++++ Source records

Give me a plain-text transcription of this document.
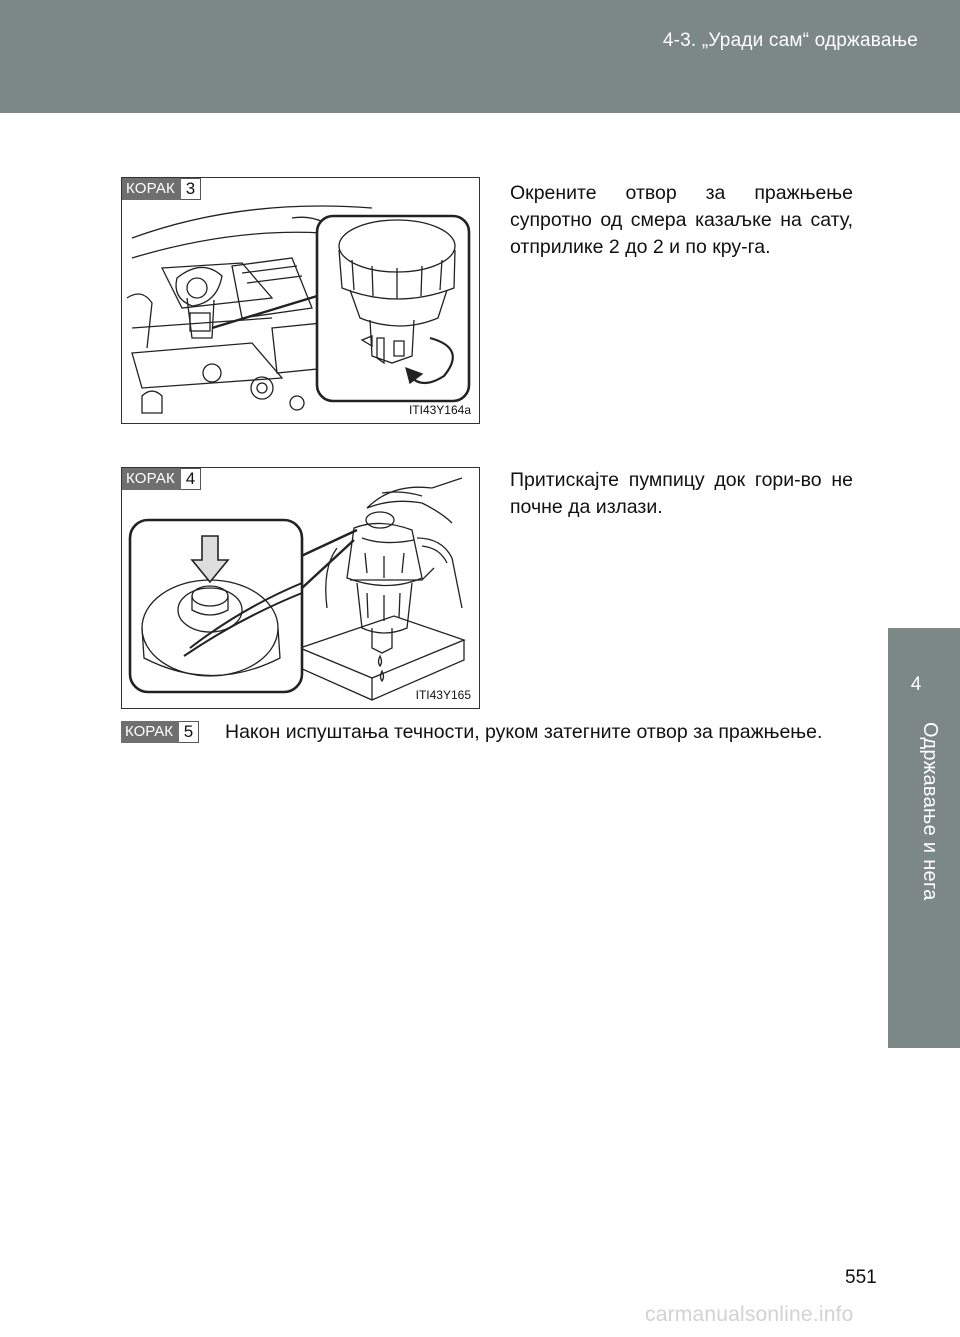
4-3. „Уради сам“ одржавање
4
Одржавање и нега
КОРАК 3
ITI43Y164a
Окрените отвор за пражњење супротно од смера казаљке на сату, отприлике 2 до 2 и по кру-га.
КОРАК 4
ITI43Y165
Притискајте пумпицу док гори-во не почне да излази.
КОРАК 5 Након испуштања течности, руком затегните отвор за пражњење.
551
carmanualsonline.info
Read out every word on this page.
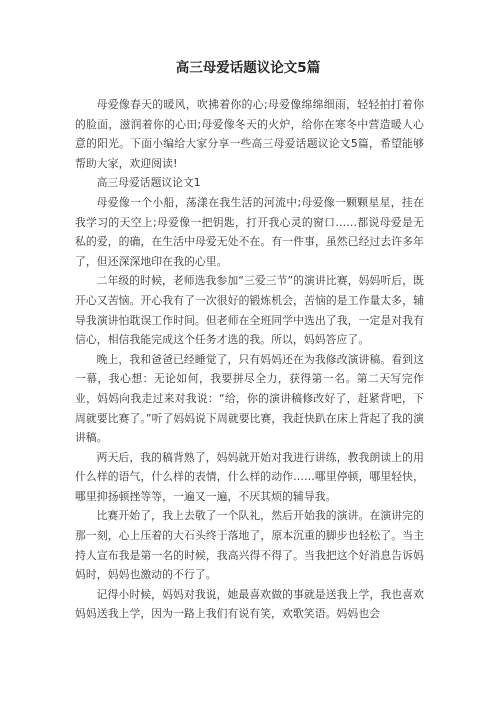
高三母爱话题议论文5篇

母爱像春天的暖风，吹拂着你的心;母爱像绵绵细雨，轻轻拍打着你的脸面，滋润着你的心田;母爱像冬天的火炉，给你在寒冬中营造暖人心意的阳光。下面小编给大家分享一些高三母爱话题议论文5篇，希望能够帮助大家，欢迎阅读!

高三母爱话题议论文1

母爱像一个小船，荡漾在我生活的河流中;母爱像一颗颗星星，挂在我学习的天空上;母爱像一把钥匙，打开我心灵的窗口……都说母爱是无私的爱，的确，在生活中母爱无处不在。有一件事，虽然已经过去许多年了，但还深深地印在我的心里。

二年级的时候，老师选我参加“三爱三节”的演讲比赛，妈妈听后，既开心又苦恼。开心我有了一次很好的锻炼机会，苦恼的是工作量太多，辅导我演讲怕耽误工作时间。但老师在全班同学中选出了我，一定是对我有信心，相信我能完成这个任务才选的我。所以，妈妈答应了。

晚上，我和爸爸已经睡觉了，只有妈妈还在为我修改演讲稿。看到这一幕，我心想：无论如何，我要拼尽全力，获得第一名。第二天写完作业，妈妈向我走过来对我说：“给，你的演讲稿修改好了，赶紧背吧，下周就要比赛了。”听了妈妈说下周就要比赛，我赶快趴在床上背起了我的演讲稿。

两天后，我的稿背熟了，妈妈就开始对我进行讲练，教我朗读上的用什么样的语气，什么样的表情，什么样的动作……哪里停顿，哪里轻快，哪里抑扬顿挫等等，一遍又一遍，不厌其烦的辅导我。

比赛开始了，我上去敬了一个队礼，然后开始我的演讲。在演讲完的那一刻，心上压着的大石头终于落地了，原本沉重的脚步也轻松了。当主持人宣布我是第一名的时候，我高兴得不得了。当我把这个好消息告诉妈妈时，妈妈也激动的不行了。

记得小时候，妈妈对我说，她最喜欢做的事就是送我上学，我也喜欢妈妈送我上学，因为一路上我们有说有笑，欢歌笑语。妈妈也会
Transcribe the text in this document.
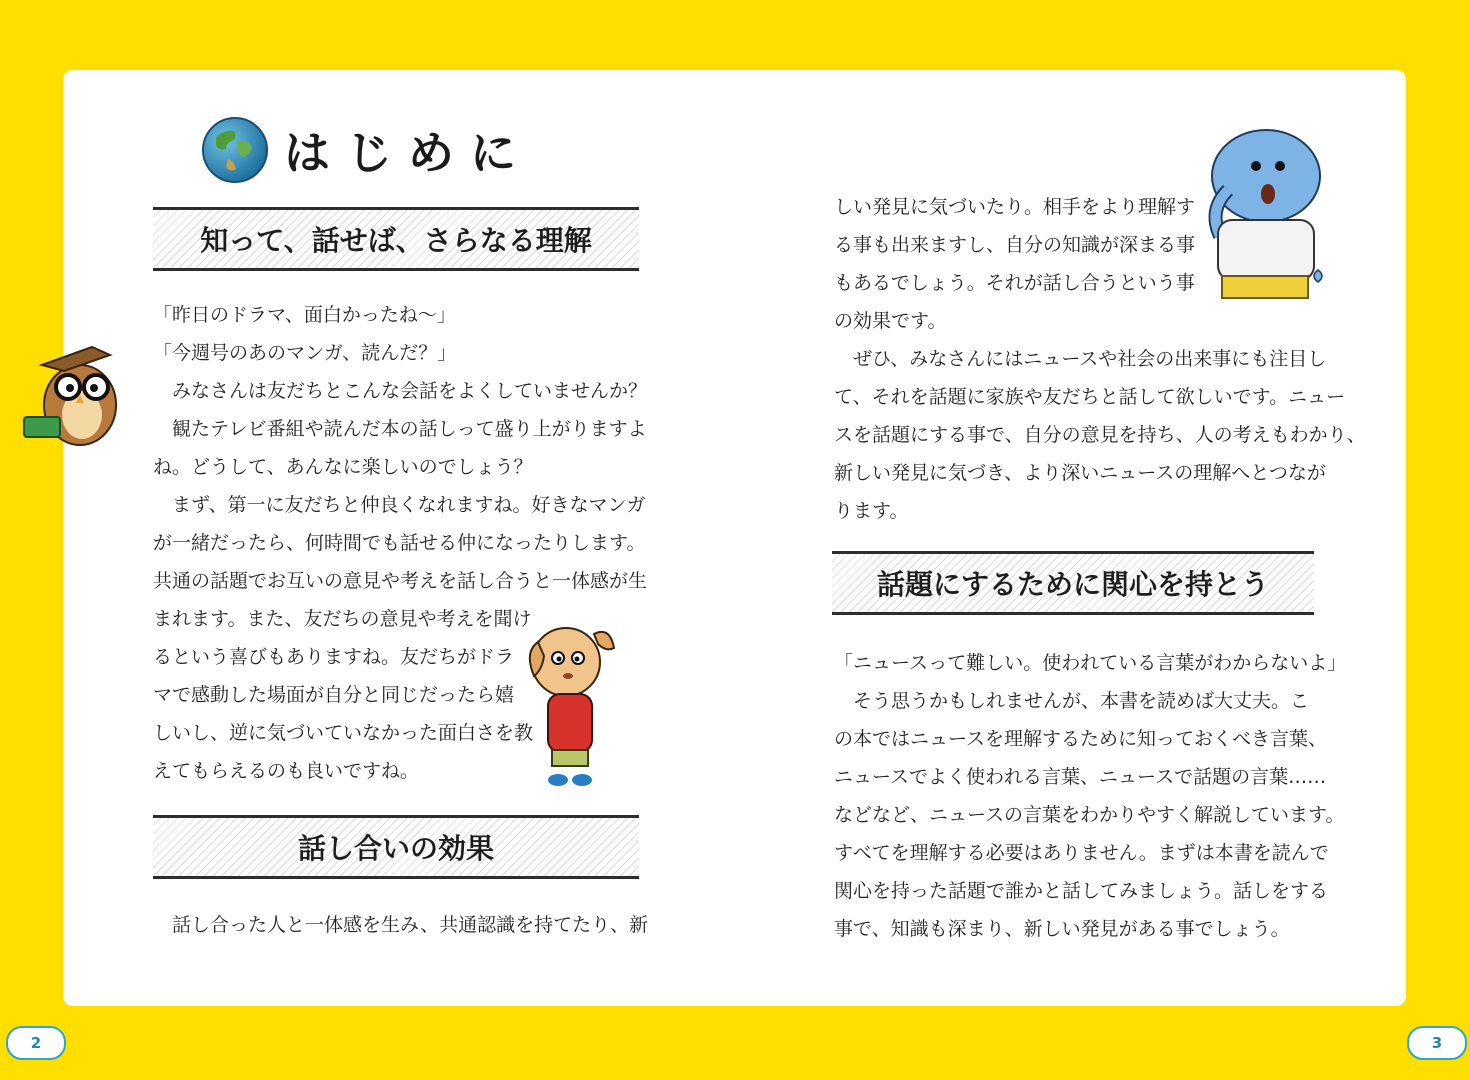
はじめに
知って、話せば、さらなる理解

「昨日のドラマ、面白かったね〜」

「今週号のあのマンガ、読んだ？」

　みなさんは友だちとこんな会話をよくしていませんか？

　観たテレビ番組や読んだ本の話しって盛り上がりますよ

ね。どうして、あんなに楽しいのでしょう？

　まず、第一に友だちと仲良くなれますね。好きなマンガ

が一緒だったら、何時間でも話せる仲になったりします。

共通の話題でお互いの意見や考えを話し合うと一体感が生

まれます。また、友だちの意見や考えを聞け

るという喜びもありますね。友だちがドラ

マで感動した場面が自分と同じだったら嬉

しいし、逆に気づいていなかった面白さを教

えてもらえるのも良いですね。

話し合いの効果

　話し合った人と一体感を生み、共通認識を持てたり、新

しい発見に気づいたり。相手をより理解す

る事も出来ますし、自分の知識が深まる事

もあるでしょう。それが話し合うという事

の効果です。

　ぜひ、みなさんにはニュースや社会の出来事にも注目し

て、それを話題に家族や友だちと話して欲しいです。ニュー

スを話題にする事で、自分の意見を持ち、人の考えもわかり、

新しい発見に気づき、より深いニュースの理解へとつなが

ります。

話題にするために関心を持とう

「ニュースって難しい。使われている言葉がわからないよ」

　そう思うかもしれませんが、本書を読めば大丈夫。こ

の本ではニュースを理解するために知っておくべき言葉、

ニュースでよく使われる言葉、ニュースで話題の言葉……

などなど、ニュースの言葉をわかりやすく解説しています。

すべてを理解する必要はありません。まずは本書を読んで

関心を持った話題で誰かと話してみましょう。話しをする

事で、知識も深まり、新しい発見がある事でしょう。

2	3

++++++++

- **Task prompt**
Every entry must be written out exactly, with all pictures left out.

- **Expected output**
Give me a plain-text transcription of this document.
4-3. „Уради сам“ одржавање
4
Одржавање и нега
КОРАК 3
ITI43Y164a
Окрените отвор за пражњење супротно од смера казаљке на сату, отприлике 2 до 2 и по кру-га.
КОРАК 4
ITI43Y165
Притискајте пумпицу док гори-во не почне да излази.
КОРАК 5 Након испуштања течности, руком затегните отвор за пражњење.
551
carmanualsonline.info
Read out every word on this page.
高三母爱话题议论文5篇

母爱像春天的暖风，吹拂着你的心;母爱像绵绵细雨，轻轻拍打着你的脸面，滋润着你的心田;母爱像冬天的火炉，给你在寒冬中营造暖人心意的阳光。下面小编给大家分享一些高三母爱话题议论文5篇，希望能够帮助大家，欢迎阅读!

高三母爱话题议论文1

母爱像一个小船，荡漾在我生活的河流中;母爱像一颗颗星星，挂在我学习的天空上;母爱像一把钥匙，打开我心灵的窗口……都说母爱是无私的爱，的确，在生活中母爱无处不在。有一件事，虽然已经过去许多年了，但还深深地印在我的心里。

二年级的时候，老师选我参加“三爱三节”的演讲比赛，妈妈听后，既开心又苦恼。开心我有了一次很好的锻炼机会，苦恼的是工作量太多，辅导我演讲怕耽误工作时间。但老师在全班同学中选出了我，一定是对我有信心，相信我能完成这个任务才选的我。所以，妈妈答应了。

晚上，我和爸爸已经睡觉了，只有妈妈还在为我修改演讲稿。看到这一幕，我心想：无论如何，我要拼尽全力，获得第一名。第二天写完作业，妈妈向我走过来对我说：“给，你的演讲稿修改好了，赶紧背吧，下周就要比赛了。”听了妈妈说下周就要比赛，我赶快趴在床上背起了我的演讲稿。

两天后，我的稿背熟了，妈妈就开始对我进行讲练，教我朗读上的用什么样的语气，什么样的表情，什么样的动作……哪里停顿，哪里轻快，哪里抑扬顿挫等等，一遍又一遍，不厌其烦的辅导我。

比赛开始了，我上去敬了一个队礼，然后开始我的演讲。在演讲完的那一刻，心上压着的大石头终于落地了，原本沉重的脚步也轻松了。当主持人宣布我是第一名的时候，我高兴得不得了。当我把这个好消息告诉妈妈时，妈妈也激动的不行了。

记得小时候，妈妈对我说，她最喜欢做的事就是送我上学，我也喜欢妈妈送我上学，因为一路上我们有说有笑，欢歌笑语。妈妈也会
Transcribe the text in this document.
はじめに
知って、話せば、さらなる理解

「昨日のドラマ、面白かったね〜」

「今週号のあのマンガ、読んだ？」

　みなさんは友だちとこんな会話をよくしていませんか？

　観たテレビ番組や読んだ本の話しって盛り上がりますよ

ね。どうして、あんなに楽しいのでしょう？

　まず、第一に友だちと仲良くなれますね。好きなマンガ

が一緒だったら、何時間でも話せる仲になったりします。

共通の話題でお互いの意見や考えを話し合うと一体感が生

まれます。また、友だちの意見や考えを聞け

るという喜びもありますね。友だちがドラ

マで感動した場面が自分と同じだったら嬉

しいし、逆に気づいていなかった面白さを教

えてもらえるのも良いですね。

話し合いの効果

　話し合った人と一体感を生み、共通認識を持てたり、新

しい発見に気づいたり。相手をより理解す

る事も出来ますし、自分の知識が深まる事

もあるでしょう。それが話し合うという事

の効果です。

　ぜひ、みなさんにはニュースや社会の出来事にも注目し

て、それを話題に家族や友だちと話して欲しいです。ニュー

スを話題にする事で、自分の意見を持ち、人の考えもわかり、

新しい発見に気づき、より深いニュースの理解へとつなが

ります。

話題にするために関心を持とう

「ニュースって難しい。使われている言葉がわからないよ」

　そう思うかもしれませんが、本書を読めば大丈夫。こ

の本ではニュースを理解するために知っておくべき言葉、

ニュースでよく使われる言葉、ニュースで話題の言葉……

などなど、ニュースの言葉をわかりやすく解説しています。

すべてを理解する必要はありません。まずは本書を読んで

関心を持った話題で誰かと話してみましょう。話しをする

事で、知識も深まり、新しい発見がある事でしょう。

2	3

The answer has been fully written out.